— BEGIN —

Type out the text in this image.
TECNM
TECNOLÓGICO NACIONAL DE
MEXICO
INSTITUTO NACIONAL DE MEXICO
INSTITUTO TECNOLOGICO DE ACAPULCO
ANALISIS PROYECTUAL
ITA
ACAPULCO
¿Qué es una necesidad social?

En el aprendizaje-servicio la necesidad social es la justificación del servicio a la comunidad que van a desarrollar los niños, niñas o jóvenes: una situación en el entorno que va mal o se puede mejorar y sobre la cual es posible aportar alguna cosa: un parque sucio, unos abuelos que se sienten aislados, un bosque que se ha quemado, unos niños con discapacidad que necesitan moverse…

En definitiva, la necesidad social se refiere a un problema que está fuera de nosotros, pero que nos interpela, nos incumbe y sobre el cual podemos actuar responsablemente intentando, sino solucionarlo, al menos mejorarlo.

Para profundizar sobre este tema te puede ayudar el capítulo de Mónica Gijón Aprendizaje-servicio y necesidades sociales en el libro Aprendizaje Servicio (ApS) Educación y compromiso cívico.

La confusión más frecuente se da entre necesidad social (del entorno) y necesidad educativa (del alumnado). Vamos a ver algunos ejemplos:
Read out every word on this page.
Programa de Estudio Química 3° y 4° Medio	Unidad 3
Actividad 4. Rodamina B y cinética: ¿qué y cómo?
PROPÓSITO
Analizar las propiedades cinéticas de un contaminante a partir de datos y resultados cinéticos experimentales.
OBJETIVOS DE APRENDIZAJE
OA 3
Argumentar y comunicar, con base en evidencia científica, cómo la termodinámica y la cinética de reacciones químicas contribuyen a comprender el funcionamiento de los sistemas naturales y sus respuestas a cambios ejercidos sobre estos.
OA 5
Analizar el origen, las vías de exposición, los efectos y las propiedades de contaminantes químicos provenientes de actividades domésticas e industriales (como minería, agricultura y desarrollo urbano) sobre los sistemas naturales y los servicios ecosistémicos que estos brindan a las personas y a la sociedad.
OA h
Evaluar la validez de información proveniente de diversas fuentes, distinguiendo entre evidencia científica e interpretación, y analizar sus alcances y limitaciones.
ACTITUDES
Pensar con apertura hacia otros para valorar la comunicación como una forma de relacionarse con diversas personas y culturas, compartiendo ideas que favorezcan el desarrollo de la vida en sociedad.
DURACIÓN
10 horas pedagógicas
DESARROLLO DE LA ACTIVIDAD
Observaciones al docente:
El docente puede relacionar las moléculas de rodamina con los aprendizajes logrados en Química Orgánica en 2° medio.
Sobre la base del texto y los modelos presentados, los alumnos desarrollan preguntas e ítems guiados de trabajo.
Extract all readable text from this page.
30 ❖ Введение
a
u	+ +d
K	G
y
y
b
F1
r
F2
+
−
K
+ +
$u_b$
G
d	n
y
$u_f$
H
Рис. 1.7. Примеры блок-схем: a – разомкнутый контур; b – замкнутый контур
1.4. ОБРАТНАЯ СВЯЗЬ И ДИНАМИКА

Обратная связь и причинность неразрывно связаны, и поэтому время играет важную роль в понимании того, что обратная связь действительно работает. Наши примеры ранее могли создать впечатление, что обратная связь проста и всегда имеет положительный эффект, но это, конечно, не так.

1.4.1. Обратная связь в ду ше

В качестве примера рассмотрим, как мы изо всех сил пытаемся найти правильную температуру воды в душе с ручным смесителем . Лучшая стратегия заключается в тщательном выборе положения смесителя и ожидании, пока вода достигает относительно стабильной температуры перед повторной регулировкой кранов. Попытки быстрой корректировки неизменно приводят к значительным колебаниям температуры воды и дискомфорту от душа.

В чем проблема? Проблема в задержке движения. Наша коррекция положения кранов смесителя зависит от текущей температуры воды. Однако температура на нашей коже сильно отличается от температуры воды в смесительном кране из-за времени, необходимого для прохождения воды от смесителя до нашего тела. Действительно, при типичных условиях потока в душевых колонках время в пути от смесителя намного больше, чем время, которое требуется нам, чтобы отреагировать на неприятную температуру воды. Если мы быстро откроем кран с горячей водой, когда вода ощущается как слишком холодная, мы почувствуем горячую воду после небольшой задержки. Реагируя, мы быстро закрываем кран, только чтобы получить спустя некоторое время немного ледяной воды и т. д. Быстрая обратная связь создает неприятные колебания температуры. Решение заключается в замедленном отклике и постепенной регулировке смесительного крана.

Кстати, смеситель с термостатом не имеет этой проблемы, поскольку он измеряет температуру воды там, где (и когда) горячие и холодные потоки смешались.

— END —

From the entries above, pull out each line that includes "base".

Argumentar y comunicar, con base en evidencia científica, cómo la termodinámica y la cinética de reacciones químicas contribuyen a comprender el funcionamiento de los sistemas naturales y sus respuestas a cambios ejercidos sobre estos.
Sobre la base del texto y los modelos presentados, los alumnos desarrollan preguntas e ítems guiados de trabajo.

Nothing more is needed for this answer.